#### [Data entries]
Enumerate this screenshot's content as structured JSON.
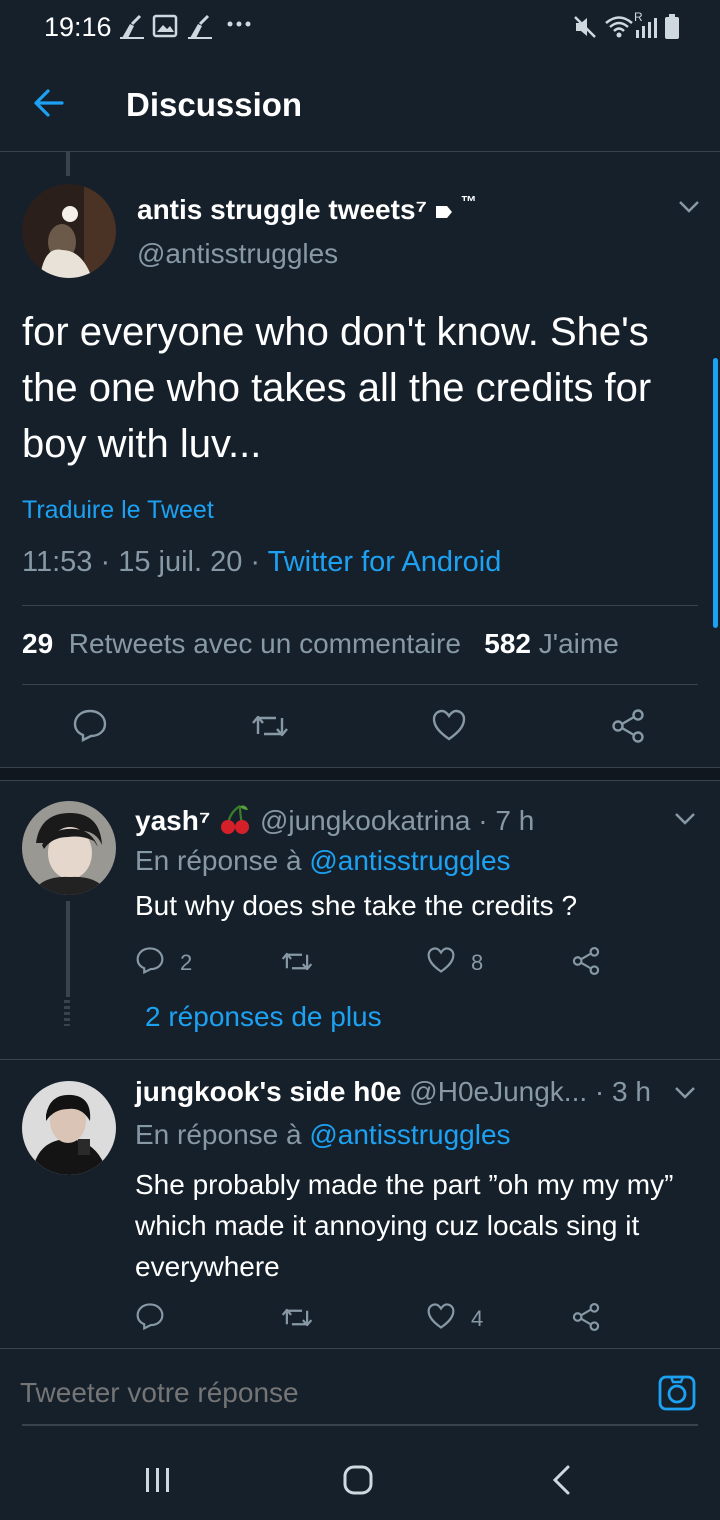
{
  "status_bar": {
    "time": "19:16",
    "left_icons": [
      "broom-icon",
      "image-icon",
      "broom-icon",
      "more-dots-icon"
    ],
    "right_icons": [
      "mute-icon",
      "wifi-icon",
      "signal-icon",
      "battery-icon"
    ],
    "signal_badge": "R"
  },
  "header": {
    "back_icon": "arrow-left-icon",
    "title": "Discussion"
  },
  "main_tweet": {
    "display_name": "antis struggle tweets⁷",
    "name_suffix": "™",
    "handle": "@antisstruggles",
    "text": "for everyone who don't know. She's the one who takes all the credits for boy with luv...",
    "translate": "Traduire le Tweet",
    "time": "11:53",
    "sep1": " · ",
    "date": "15 juil. 20",
    "sep2": " · ",
    "source": "Twitter for Android",
    "retweet_count": "29",
    "retweet_label": "Retweets avec un commentaire",
    "like_count": "582",
    "like_label": "J'aime"
  },
  "replies": [
    {
      "display_name": "yash⁷",
      "emoji": "🍒",
      "handle": "@jungkookatrina",
      "age": " · 7 h",
      "reply_prefix": "En réponse à ",
      "reply_to": "@antisstruggles",
      "text": "But why does she take the credits ?",
      "reply_count": "2",
      "retweet_count": "",
      "like_count": "8",
      "more_replies": "2 réponses de plus"
    },
    {
      "display_name": "jungkook's side h0e",
      "handle": "@H0eJungk...",
      "age": " · 3 h",
      "reply_prefix": "En réponse à ",
      "reply_to": "@antisstruggles",
      "text": "She probably made the part ”oh my my my” which made it annoying cuz locals sing it everywhere",
      "reply_count": "",
      "retweet_count": "",
      "like_count": "4"
    }
  ],
  "compose": {
    "placeholder": "Tweeter votre réponse",
    "camera_icon": "camera-icon"
  },
  "nav": {
    "icons": [
      "recent-apps-icon",
      "home-icon",
      "back-icon"
    ]
  },
  "colors": {
    "background": "#15202b",
    "accent": "#1da1f2",
    "muted": "#8899a6",
    "divider": "#38444d"
  }
}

#### [Description of the task]
Give an exact reproduction of every line, leaving out any picture.

#### [Worked answer]
Enumerate this screenshot's content as structured JSON.
{
  "status_bar": {
    "time": "19:16",
    "left_icons": [
      "broom-icon",
      "image-icon",
      "broom-icon",
      "more-dots-icon"
    ],
    "right_icons": [
      "mute-icon",
      "wifi-icon",
      "signal-icon",
      "battery-icon"
    ],
    "signal_badge": "R"
  },
  "header": {
    "back_icon": "arrow-left-icon",
    "title": "Discussion"
  },
  "main_tweet": {
    "display_name": "antis struggle tweets⁷",
    "name_suffix": "™",
    "handle": "@antisstruggles",
    "text": "for everyone who don't know. She's the one who takes all the credits for boy with luv...",
    "translate": "Traduire le Tweet",
    "time": "11:53",
    "sep1": " · ",
    "date": "15 juil. 20",
    "sep2": " · ",
    "source": "Twitter for Android",
    "retweet_count": "29",
    "retweet_label": "Retweets avec un commentaire",
    "like_count": "582",
    "like_label": "J'aime"
  },
  "replies": [
    {
      "display_name": "yash⁷",
      "emoji": "🍒",
      "handle": "@jungkookatrina",
      "age": " · 7 h",
      "reply_prefix": "En réponse à ",
      "reply_to": "@antisstruggles",
      "text": "But why does she take the credits ?",
      "reply_count": "2",
      "retweet_count": "",
      "like_count": "8",
      "more_replies": "2 réponses de plus"
    },
    {
      "display_name": "jungkook's side h0e",
      "handle": "@H0eJungk...",
      "age": " · 3 h",
      "reply_prefix": "En réponse à ",
      "reply_to": "@antisstruggles",
      "text": "She probably made the part ”oh my my my” which made it annoying cuz locals sing it everywhere",
      "reply_count": "",
      "retweet_count": "",
      "like_count": "4"
    }
  ],
  "compose": {
    "placeholder": "Tweeter votre réponse",
    "camera_icon": "camera-icon"
  },
  "nav": {
    "icons": [
      "recent-apps-icon",
      "home-icon",
      "back-icon"
    ]
  },
  "colors": {
    "background": "#15202b",
    "accent": "#1da1f2",
    "muted": "#8899a6",
    "divider": "#38444d"
  }
}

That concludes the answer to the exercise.